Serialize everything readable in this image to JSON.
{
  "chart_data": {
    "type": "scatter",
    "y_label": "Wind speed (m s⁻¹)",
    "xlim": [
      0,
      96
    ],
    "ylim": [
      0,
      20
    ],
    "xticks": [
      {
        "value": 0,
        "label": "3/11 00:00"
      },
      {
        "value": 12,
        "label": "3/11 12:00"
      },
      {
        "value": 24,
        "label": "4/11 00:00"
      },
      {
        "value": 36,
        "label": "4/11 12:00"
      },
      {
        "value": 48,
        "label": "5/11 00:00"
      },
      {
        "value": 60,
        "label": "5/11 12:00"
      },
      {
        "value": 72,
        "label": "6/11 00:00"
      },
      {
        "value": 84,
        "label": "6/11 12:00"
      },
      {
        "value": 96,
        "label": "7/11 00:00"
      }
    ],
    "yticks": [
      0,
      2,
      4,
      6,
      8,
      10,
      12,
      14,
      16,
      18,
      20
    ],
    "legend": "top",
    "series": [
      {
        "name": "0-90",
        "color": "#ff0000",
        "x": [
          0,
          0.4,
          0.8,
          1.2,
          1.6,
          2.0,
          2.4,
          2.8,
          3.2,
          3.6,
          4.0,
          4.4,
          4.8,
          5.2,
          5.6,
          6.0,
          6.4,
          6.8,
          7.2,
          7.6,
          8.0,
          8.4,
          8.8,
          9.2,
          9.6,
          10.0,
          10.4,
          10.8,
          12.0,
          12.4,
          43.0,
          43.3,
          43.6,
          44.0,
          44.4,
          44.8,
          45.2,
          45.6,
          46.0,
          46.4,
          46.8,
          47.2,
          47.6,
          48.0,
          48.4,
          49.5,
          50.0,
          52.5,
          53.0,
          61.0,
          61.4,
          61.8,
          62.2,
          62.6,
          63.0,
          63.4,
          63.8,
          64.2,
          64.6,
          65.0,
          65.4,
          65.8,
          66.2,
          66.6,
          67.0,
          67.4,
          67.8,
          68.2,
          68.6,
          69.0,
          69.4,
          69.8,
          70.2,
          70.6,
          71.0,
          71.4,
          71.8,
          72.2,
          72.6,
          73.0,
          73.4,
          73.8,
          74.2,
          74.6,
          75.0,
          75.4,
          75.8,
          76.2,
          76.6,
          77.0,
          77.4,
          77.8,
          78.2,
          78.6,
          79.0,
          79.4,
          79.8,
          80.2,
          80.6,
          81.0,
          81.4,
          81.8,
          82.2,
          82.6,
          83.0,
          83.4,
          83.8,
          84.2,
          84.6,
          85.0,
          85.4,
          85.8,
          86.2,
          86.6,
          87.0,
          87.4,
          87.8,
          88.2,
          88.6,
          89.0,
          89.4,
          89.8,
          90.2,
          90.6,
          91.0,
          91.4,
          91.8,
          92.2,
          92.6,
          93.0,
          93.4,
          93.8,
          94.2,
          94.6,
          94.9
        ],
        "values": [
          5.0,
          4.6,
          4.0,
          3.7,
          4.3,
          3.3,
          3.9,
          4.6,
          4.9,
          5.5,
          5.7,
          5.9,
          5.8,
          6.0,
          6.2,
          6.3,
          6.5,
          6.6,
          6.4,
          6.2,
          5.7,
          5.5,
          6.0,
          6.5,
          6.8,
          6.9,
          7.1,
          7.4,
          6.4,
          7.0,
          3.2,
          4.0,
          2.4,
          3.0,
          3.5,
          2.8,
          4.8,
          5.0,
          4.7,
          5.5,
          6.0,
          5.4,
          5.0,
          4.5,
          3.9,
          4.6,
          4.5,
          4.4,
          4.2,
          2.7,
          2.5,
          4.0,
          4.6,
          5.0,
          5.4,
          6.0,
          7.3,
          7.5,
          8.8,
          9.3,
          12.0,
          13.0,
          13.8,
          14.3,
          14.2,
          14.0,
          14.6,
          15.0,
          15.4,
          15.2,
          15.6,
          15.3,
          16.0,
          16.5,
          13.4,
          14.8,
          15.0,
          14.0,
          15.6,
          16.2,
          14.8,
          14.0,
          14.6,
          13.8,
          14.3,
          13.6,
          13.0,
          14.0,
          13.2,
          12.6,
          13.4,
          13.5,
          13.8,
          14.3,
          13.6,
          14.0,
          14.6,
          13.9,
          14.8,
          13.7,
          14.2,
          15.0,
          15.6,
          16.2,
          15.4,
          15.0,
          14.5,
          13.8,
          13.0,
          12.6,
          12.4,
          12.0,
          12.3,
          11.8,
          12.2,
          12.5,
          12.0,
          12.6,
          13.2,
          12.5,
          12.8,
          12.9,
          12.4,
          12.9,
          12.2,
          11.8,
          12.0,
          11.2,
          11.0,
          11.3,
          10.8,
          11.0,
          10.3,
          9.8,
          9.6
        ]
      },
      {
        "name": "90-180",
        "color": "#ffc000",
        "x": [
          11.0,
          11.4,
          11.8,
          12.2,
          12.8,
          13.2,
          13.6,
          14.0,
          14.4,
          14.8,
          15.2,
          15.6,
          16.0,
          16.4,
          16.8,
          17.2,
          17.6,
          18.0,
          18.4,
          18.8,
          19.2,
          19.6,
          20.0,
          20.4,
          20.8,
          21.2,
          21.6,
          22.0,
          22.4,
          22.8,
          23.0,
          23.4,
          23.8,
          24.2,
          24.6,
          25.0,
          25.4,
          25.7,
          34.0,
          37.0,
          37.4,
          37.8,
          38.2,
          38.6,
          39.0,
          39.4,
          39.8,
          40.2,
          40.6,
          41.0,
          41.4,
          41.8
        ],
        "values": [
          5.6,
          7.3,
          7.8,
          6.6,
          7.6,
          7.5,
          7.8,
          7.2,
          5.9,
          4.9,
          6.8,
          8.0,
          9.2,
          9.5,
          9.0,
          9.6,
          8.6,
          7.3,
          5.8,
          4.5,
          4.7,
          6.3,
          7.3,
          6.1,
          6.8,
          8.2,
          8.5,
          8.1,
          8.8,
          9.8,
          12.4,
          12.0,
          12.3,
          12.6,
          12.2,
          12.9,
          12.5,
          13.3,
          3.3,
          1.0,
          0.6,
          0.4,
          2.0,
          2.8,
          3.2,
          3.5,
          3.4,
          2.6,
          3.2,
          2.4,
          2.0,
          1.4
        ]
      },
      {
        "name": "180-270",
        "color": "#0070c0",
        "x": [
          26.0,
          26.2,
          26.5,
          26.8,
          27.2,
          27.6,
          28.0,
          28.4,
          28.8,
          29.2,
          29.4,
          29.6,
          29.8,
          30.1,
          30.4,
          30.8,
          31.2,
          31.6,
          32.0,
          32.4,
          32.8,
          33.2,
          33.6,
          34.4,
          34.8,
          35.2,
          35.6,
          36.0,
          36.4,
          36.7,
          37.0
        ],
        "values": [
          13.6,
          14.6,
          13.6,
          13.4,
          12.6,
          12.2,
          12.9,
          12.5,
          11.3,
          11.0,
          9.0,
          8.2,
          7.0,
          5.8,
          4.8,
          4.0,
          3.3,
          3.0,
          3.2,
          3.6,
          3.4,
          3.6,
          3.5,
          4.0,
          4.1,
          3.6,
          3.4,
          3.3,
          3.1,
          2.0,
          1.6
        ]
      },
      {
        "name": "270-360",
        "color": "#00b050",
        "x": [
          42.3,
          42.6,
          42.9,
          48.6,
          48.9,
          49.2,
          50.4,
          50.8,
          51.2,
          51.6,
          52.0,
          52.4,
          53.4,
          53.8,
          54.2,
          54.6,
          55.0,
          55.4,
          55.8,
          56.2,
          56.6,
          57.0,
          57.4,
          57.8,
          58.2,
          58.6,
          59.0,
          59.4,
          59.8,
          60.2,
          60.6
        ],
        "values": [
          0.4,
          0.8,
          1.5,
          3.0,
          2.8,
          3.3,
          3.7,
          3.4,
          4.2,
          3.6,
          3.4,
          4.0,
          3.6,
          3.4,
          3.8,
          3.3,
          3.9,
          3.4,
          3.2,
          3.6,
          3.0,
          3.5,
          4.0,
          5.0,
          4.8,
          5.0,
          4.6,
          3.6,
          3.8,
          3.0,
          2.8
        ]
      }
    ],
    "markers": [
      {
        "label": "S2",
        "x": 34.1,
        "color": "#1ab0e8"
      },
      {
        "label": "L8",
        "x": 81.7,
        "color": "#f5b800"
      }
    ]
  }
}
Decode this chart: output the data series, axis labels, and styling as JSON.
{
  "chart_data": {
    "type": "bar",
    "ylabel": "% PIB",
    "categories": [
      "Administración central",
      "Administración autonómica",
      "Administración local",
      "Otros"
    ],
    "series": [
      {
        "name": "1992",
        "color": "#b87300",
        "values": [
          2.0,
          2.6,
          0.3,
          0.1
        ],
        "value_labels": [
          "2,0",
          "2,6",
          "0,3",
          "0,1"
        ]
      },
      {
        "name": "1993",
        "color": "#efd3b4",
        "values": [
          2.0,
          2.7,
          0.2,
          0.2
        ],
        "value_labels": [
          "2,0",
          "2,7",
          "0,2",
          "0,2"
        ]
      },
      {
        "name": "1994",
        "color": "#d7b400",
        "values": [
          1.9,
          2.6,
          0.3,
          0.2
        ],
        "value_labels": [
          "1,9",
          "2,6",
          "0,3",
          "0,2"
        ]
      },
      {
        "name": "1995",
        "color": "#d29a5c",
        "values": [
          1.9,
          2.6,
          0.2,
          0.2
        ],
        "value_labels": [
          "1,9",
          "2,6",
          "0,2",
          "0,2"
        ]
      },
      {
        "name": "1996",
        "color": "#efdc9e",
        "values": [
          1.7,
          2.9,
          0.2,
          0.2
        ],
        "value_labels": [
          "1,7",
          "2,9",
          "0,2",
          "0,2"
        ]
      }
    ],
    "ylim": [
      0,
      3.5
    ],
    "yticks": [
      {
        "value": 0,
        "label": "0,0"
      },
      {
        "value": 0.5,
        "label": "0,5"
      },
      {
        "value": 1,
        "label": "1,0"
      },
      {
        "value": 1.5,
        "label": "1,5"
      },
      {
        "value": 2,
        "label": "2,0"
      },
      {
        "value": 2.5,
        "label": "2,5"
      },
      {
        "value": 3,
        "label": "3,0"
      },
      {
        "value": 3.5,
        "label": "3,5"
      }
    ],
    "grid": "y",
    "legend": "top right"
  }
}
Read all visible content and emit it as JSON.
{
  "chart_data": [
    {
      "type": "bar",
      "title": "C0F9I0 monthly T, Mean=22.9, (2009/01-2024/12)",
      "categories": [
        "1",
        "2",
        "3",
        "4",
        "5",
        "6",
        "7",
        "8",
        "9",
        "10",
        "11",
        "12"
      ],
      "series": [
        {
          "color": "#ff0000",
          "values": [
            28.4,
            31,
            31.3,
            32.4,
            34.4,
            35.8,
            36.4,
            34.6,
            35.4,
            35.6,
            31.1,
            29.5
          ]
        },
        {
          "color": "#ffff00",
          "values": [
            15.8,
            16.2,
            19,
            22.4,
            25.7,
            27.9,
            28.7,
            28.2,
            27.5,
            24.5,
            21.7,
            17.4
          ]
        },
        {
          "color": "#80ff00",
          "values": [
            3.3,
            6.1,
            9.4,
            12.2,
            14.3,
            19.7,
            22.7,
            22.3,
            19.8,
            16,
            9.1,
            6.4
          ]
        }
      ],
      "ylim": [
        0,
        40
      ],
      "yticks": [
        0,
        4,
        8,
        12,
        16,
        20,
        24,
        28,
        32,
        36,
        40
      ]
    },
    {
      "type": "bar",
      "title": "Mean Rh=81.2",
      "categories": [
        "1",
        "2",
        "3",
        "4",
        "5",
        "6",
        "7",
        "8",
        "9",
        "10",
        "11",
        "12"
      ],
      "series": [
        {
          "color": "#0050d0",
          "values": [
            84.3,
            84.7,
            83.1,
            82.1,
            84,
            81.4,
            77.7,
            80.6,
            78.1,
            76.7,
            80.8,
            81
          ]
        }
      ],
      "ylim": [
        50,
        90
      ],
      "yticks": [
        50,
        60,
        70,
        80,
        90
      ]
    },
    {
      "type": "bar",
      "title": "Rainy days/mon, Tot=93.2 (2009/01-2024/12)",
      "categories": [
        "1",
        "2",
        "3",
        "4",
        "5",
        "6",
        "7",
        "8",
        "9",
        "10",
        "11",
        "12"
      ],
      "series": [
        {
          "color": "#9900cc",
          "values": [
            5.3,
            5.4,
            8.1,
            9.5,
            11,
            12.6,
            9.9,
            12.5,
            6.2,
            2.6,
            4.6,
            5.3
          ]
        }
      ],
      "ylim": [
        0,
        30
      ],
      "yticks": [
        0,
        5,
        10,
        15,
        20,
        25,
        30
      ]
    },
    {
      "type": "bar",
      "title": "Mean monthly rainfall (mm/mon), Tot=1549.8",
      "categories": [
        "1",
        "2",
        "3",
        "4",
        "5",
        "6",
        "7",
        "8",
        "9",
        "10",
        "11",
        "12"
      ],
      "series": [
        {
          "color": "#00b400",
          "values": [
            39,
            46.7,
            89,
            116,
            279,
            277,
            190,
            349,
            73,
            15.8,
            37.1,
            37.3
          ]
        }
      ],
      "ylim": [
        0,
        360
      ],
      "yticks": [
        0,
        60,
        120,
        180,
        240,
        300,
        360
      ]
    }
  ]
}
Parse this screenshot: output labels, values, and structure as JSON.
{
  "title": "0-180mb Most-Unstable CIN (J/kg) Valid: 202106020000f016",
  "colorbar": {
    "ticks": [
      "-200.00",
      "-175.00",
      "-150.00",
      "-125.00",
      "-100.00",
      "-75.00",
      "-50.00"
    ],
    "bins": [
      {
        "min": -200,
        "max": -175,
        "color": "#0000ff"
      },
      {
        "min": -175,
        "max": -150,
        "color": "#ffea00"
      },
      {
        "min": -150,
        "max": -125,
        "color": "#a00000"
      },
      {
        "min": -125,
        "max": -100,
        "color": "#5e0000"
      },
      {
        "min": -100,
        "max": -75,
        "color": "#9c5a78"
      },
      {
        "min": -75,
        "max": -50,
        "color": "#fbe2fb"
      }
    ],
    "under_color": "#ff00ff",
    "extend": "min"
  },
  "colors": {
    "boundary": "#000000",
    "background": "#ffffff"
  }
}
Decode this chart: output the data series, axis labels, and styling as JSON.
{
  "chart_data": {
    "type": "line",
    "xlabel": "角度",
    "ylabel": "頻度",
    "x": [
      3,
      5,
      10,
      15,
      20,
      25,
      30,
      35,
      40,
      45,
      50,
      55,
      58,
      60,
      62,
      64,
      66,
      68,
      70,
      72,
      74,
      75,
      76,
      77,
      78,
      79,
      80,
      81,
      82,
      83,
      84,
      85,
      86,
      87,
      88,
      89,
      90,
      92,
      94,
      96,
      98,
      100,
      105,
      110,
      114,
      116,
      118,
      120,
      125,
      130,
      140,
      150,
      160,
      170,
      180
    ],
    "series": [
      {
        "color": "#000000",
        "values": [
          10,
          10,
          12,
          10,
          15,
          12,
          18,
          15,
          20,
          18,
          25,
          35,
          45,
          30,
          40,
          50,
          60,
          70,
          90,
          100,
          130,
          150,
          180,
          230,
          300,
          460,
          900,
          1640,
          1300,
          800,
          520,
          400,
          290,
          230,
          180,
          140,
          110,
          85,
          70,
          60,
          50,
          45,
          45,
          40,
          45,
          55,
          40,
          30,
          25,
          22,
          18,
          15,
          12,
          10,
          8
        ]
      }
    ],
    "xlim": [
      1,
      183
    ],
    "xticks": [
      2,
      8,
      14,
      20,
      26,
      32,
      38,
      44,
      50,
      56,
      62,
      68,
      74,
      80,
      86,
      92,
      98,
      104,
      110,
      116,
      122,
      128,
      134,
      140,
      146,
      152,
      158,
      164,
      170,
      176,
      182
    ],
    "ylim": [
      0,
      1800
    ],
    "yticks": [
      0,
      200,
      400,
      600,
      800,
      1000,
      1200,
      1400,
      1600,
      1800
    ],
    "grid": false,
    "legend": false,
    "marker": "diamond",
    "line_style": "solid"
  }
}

Exercise aim:
Of all the lines above, how many contain the word "Mean"? Answer with only the number.

Final result:
3